start
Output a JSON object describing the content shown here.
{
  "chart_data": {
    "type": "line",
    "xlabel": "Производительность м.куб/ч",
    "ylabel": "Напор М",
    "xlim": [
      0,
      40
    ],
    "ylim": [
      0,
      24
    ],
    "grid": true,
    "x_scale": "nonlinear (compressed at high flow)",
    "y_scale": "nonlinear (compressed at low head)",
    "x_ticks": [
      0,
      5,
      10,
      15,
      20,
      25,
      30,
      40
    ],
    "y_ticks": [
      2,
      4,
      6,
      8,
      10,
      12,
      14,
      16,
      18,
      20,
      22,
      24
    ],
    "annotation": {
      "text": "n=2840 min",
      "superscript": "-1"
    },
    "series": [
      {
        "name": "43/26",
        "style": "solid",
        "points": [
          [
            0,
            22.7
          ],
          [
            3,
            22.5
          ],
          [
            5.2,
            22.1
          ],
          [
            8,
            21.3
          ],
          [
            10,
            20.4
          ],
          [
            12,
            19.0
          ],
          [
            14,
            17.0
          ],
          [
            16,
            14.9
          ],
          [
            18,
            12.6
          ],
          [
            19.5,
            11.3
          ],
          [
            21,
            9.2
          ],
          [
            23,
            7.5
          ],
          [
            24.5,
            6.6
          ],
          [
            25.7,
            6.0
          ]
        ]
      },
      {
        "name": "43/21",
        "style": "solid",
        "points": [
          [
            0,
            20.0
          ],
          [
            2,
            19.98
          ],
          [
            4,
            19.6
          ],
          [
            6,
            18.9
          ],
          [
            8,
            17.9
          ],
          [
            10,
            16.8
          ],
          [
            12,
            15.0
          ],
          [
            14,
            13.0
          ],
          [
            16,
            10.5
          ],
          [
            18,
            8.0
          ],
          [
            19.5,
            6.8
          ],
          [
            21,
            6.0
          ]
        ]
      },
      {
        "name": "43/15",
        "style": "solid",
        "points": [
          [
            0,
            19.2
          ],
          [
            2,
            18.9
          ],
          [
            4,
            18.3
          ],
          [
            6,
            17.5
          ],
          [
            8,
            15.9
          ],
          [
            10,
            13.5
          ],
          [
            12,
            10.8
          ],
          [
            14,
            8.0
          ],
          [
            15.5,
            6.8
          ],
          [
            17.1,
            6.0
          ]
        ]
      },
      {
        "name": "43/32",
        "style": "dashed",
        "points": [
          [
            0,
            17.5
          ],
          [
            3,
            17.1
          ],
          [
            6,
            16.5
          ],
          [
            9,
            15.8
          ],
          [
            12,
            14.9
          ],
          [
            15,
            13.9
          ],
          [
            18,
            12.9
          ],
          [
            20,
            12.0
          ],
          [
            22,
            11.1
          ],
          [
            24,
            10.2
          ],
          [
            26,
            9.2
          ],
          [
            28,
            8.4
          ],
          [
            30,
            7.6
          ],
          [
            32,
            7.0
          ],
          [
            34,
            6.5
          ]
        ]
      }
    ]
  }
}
end
● **Task to carry out**: Collect, from the material above, every line containing the word "compressed".

● **Full solution**:
    "x_scale": "nonlinear (compressed at high flow)",
    "y_scale": "nonlinear (compressed at low head)",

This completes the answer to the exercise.